### TO BE DONE
Retype the listing that follows, word for word.

### DATA FOR THIS TASK
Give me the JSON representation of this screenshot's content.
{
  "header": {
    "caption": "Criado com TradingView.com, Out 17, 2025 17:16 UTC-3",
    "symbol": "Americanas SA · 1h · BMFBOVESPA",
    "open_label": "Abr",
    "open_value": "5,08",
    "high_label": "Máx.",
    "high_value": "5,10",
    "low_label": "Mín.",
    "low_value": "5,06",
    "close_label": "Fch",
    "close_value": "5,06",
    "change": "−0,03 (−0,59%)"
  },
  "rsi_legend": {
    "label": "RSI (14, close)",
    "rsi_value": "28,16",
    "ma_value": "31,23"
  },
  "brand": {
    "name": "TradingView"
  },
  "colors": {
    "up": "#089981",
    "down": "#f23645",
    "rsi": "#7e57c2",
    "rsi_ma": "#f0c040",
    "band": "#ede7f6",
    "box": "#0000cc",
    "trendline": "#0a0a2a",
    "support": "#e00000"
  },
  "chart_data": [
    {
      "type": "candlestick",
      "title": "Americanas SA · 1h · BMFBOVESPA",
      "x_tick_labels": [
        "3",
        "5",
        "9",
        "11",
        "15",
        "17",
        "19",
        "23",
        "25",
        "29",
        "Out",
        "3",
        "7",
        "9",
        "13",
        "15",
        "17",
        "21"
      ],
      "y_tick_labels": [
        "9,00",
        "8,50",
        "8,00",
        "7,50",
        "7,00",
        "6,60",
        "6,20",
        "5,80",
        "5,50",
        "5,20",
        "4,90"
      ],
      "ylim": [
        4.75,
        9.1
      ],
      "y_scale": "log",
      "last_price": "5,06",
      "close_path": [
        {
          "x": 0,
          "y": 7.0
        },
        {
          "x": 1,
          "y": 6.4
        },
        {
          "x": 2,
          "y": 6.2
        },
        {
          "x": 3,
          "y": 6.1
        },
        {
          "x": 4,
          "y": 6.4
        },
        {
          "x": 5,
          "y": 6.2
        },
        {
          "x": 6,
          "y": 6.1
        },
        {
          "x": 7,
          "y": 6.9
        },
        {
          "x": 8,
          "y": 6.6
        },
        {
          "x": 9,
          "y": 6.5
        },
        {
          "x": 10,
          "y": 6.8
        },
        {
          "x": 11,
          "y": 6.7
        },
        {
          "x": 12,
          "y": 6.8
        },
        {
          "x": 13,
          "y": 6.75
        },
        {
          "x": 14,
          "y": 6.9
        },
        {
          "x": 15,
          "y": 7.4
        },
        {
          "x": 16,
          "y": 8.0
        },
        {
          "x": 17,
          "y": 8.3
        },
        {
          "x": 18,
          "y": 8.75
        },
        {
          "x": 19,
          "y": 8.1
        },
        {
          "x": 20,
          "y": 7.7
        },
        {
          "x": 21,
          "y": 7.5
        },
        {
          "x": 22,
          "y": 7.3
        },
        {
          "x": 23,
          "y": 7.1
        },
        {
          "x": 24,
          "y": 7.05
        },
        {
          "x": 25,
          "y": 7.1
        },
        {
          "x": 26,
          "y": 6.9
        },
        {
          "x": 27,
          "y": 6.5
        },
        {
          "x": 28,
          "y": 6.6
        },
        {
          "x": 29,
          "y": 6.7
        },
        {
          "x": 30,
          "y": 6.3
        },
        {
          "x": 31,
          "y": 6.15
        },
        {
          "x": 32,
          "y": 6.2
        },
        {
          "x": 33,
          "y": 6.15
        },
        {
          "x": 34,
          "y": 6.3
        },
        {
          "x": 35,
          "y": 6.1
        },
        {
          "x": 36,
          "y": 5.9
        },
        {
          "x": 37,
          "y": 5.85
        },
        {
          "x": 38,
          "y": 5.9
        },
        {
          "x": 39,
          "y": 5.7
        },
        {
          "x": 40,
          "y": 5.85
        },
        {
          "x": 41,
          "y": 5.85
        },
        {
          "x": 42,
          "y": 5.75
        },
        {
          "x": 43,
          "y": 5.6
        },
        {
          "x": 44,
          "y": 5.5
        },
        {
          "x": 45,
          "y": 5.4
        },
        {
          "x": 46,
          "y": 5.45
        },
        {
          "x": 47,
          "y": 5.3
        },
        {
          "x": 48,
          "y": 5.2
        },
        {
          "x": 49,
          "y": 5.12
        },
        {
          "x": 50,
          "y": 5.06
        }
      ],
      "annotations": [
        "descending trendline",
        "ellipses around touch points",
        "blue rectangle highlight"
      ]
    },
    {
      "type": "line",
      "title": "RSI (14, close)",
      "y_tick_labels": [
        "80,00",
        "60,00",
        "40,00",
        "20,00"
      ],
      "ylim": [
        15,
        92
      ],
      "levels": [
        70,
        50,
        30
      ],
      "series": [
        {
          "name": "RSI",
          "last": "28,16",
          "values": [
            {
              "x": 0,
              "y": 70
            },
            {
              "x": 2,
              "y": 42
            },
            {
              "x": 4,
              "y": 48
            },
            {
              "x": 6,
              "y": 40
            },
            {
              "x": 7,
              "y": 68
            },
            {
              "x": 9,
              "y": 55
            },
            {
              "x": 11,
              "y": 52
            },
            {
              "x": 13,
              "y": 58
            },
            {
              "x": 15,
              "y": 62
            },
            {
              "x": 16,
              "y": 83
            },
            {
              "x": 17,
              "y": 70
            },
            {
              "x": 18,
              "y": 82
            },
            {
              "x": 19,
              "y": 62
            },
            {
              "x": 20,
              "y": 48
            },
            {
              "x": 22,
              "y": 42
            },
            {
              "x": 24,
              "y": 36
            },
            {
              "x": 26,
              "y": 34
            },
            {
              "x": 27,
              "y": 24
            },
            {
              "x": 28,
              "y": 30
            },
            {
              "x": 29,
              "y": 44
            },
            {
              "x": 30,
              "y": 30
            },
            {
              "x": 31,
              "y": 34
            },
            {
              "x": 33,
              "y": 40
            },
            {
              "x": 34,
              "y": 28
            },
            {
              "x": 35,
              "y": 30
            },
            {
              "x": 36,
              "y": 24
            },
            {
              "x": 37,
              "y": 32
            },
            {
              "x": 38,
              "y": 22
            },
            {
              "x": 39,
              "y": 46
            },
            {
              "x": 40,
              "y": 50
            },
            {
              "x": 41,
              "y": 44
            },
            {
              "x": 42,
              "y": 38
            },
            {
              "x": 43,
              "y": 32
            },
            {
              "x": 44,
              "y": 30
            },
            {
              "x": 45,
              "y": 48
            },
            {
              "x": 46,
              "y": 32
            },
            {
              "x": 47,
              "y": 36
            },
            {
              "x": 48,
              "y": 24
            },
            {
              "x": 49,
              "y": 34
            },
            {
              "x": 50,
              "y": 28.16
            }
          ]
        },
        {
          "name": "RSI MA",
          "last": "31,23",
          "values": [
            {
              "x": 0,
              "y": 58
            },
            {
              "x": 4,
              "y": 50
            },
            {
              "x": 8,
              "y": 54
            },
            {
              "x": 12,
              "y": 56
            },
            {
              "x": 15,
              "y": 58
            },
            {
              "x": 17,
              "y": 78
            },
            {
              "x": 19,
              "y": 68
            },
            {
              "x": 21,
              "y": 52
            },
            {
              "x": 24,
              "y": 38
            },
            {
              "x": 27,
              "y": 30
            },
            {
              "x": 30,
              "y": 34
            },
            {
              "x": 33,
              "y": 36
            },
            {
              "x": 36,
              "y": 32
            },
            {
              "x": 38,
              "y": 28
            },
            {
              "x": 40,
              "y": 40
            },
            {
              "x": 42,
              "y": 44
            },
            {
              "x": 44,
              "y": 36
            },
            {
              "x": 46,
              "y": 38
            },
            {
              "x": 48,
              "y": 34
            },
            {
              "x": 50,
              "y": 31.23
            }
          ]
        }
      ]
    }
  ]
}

### SOLVED PROBLEM
Give me the JSON representation of this screenshot's content.
{
  "header": {
    "caption": "Criado com TradingView.com, Out 17, 2025 17:16 UTC-3",
    "symbol": "Americanas SA · 1h · BMFBOVESPA",
    "open_label": "Abr",
    "open_value": "5,08",
    "high_label": "Máx.",
    "high_value": "5,10",
    "low_label": "Mín.",
    "low_value": "5,06",
    "close_label": "Fch",
    "close_value": "5,06",
    "change": "−0,03 (−0,59%)"
  },
  "rsi_legend": {
    "label": "RSI (14, close)",
    "rsi_value": "28,16",
    "ma_value": "31,23"
  },
  "brand": {
    "name": "TradingView"
  },
  "colors": {
    "up": "#089981",
    "down": "#f23645",
    "rsi": "#7e57c2",
    "rsi_ma": "#f0c040",
    "band": "#ede7f6",
    "box": "#0000cc",
    "trendline": "#0a0a2a",
    "support": "#e00000"
  },
  "chart_data": [
    {
      "type": "candlestick",
      "title": "Americanas SA · 1h · BMFBOVESPA",
      "x_tick_labels": [
        "3",
        "5",
        "9",
        "11",
        "15",
        "17",
        "19",
        "23",
        "25",
        "29",
        "Out",
        "3",
        "7",
        "9",
        "13",
        "15",
        "17",
        "21"
      ],
      "y_tick_labels": [
        "9,00",
        "8,50",
        "8,00",
        "7,50",
        "7,00",
        "6,60",
        "6,20",
        "5,80",
        "5,50",
        "5,20",
        "4,90"
      ],
      "ylim": [
        4.75,
        9.1
      ],
      "y_scale": "log",
      "last_price": "5,06",
      "close_path": [
        {
          "x": 0,
          "y": 7.0
        },
        {
          "x": 1,
          "y": 6.4
        },
        {
          "x": 2,
          "y": 6.2
        },
        {
          "x": 3,
          "y": 6.1
        },
        {
          "x": 4,
          "y": 6.4
        },
        {
          "x": 5,
          "y": 6.2
        },
        {
          "x": 6,
          "y": 6.1
        },
        {
          "x": 7,
          "y": 6.9
        },
        {
          "x": 8,
          "y": 6.6
        },
        {
          "x": 9,
          "y": 6.5
        },
        {
          "x": 10,
          "y": 6.8
        },
        {
          "x": 11,
          "y": 6.7
        },
        {
          "x": 12,
          "y": 6.8
        },
        {
          "x": 13,
          "y": 6.75
        },
        {
          "x": 14,
          "y": 6.9
        },
        {
          "x": 15,
          "y": 7.4
        },
        {
          "x": 16,
          "y": 8.0
        },
        {
          "x": 17,
          "y": 8.3
        },
        {
          "x": 18,
          "y": 8.75
        },
        {
          "x": 19,
          "y": 8.1
        },
        {
          "x": 20,
          "y": 7.7
        },
        {
          "x": 21,
          "y": 7.5
        },
        {
          "x": 22,
          "y": 7.3
        },
        {
          "x": 23,
          "y": 7.1
        },
        {
          "x": 24,
          "y": 7.05
        },
        {
          "x": 25,
          "y": 7.1
        },
        {
          "x": 26,
          "y": 6.9
        },
        {
          "x": 27,
          "y": 6.5
        },
        {
          "x": 28,
          "y": 6.6
        },
        {
          "x": 29,
          "y": 6.7
        },
        {
          "x": 30,
          "y": 6.3
        },
        {
          "x": 31,
          "y": 6.15
        },
        {
          "x": 32,
          "y": 6.2
        },
        {
          "x": 33,
          "y": 6.15
        },
        {
          "x": 34,
          "y": 6.3
        },
        {
          "x": 35,
          "y": 6.1
        },
        {
          "x": 36,
          "y": 5.9
        },
        {
          "x": 37,
          "y": 5.85
        },
        {
          "x": 38,
          "y": 5.9
        },
        {
          "x": 39,
          "y": 5.7
        },
        {
          "x": 40,
          "y": 5.85
        },
        {
          "x": 41,
          "y": 5.85
        },
        {
          "x": 42,
          "y": 5.75
        },
        {
          "x": 43,
          "y": 5.6
        },
        {
          "x": 44,
          "y": 5.5
        },
        {
          "x": 45,
          "y": 5.4
        },
        {
          "x": 46,
          "y": 5.45
        },
        {
          "x": 47,
          "y": 5.3
        },
        {
          "x": 48,
          "y": 5.2
        },
        {
          "x": 49,
          "y": 5.12
        },
        {
          "x": 50,
          "y": 5.06
        }
      ],
      "annotations": [
        "descending trendline",
        "ellipses around touch points",
        "blue rectangle highlight"
      ]
    },
    {
      "type": "line",
      "title": "RSI (14, close)",
      "y_tick_labels": [
        "80,00",
        "60,00",
        "40,00",
        "20,00"
      ],
      "ylim": [
        15,
        92
      ],
      "levels": [
        70,
        50,
        30
      ],
      "series": [
        {
          "name": "RSI",
          "last": "28,16",
          "values": [
            {
              "x": 0,
              "y": 70
            },
            {
              "x": 2,
              "y": 42
            },
            {
              "x": 4,
              "y": 48
            },
            {
              "x": 6,
              "y": 40
            },
            {
              "x": 7,
              "y": 68
            },
            {
              "x": 9,
              "y": 55
            },
            {
              "x": 11,
              "y": 52
            },
            {
              "x": 13,
              "y": 58
            },
            {
              "x": 15,
              "y": 62
            },
            {
              "x": 16,
              "y": 83
            },
            {
              "x": 17,
              "y": 70
            },
            {
              "x": 18,
              "y": 82
            },
            {
              "x": 19,
              "y": 62
            },
            {
              "x": 20,
              "y": 48
            },
            {
              "x": 22,
              "y": 42
            },
            {
              "x": 24,
              "y": 36
            },
            {
              "x": 26,
              "y": 34
            },
            {
              "x": 27,
              "y": 24
            },
            {
              "x": 28,
              "y": 30
            },
            {
              "x": 29,
              "y": 44
            },
            {
              "x": 30,
              "y": 30
            },
            {
              "x": 31,
              "y": 34
            },
            {
              "x": 33,
              "y": 40
            },
            {
              "x": 34,
              "y": 28
            },
            {
              "x": 35,
              "y": 30
            },
            {
              "x": 36,
              "y": 24
            },
            {
              "x": 37,
              "y": 32
            },
            {
              "x": 38,
              "y": 22
            },
            {
              "x": 39,
              "y": 46
            },
            {
              "x": 40,
              "y": 50
            },
            {
              "x": 41,
              "y": 44
            },
            {
              "x": 42,
              "y": 38
            },
            {
              "x": 43,
              "y": 32
            },
            {
              "x": 44,
              "y": 30
            },
            {
              "x": 45,
              "y": 48
            },
            {
              "x": 46,
              "y": 32
            },
            {
              "x": 47,
              "y": 36
            },
            {
              "x": 48,
              "y": 24
            },
            {
              "x": 49,
              "y": 34
            },
            {
              "x": 50,
              "y": 28.16
            }
          ]
        },
        {
          "name": "RSI MA",
          "last": "31,23",
          "values": [
            {
              "x": 0,
              "y": 58
            },
            {
              "x": 4,
              "y": 50
            },
            {
              "x": 8,
              "y": 54
            },
            {
              "x": 12,
              "y": 56
            },
            {
              "x": 15,
              "y": 58
            },
            {
              "x": 17,
              "y": 78
            },
            {
              "x": 19,
              "y": 68
            },
            {
              "x": 21,
              "y": 52
            },
            {
              "x": 24,
              "y": 38
            },
            {
              "x": 27,
              "y": 30
            },
            {
              "x": 30,
              "y": 34
            },
            {
              "x": 33,
              "y": 36
            },
            {
              "x": 36,
              "y": 32
            },
            {
              "x": 38,
              "y": 28
            },
            {
              "x": 40,
              "y": 40
            },
            {
              "x": 42,
              "y": 44
            },
            {
              "x": 44,
              "y": 36
            },
            {
              "x": 46,
              "y": 38
            },
            {
              "x": 48,
              "y": 34
            },
            {
              "x": 50,
              "y": 31.23
            }
          ]
        }
      ]
    }
  ]
}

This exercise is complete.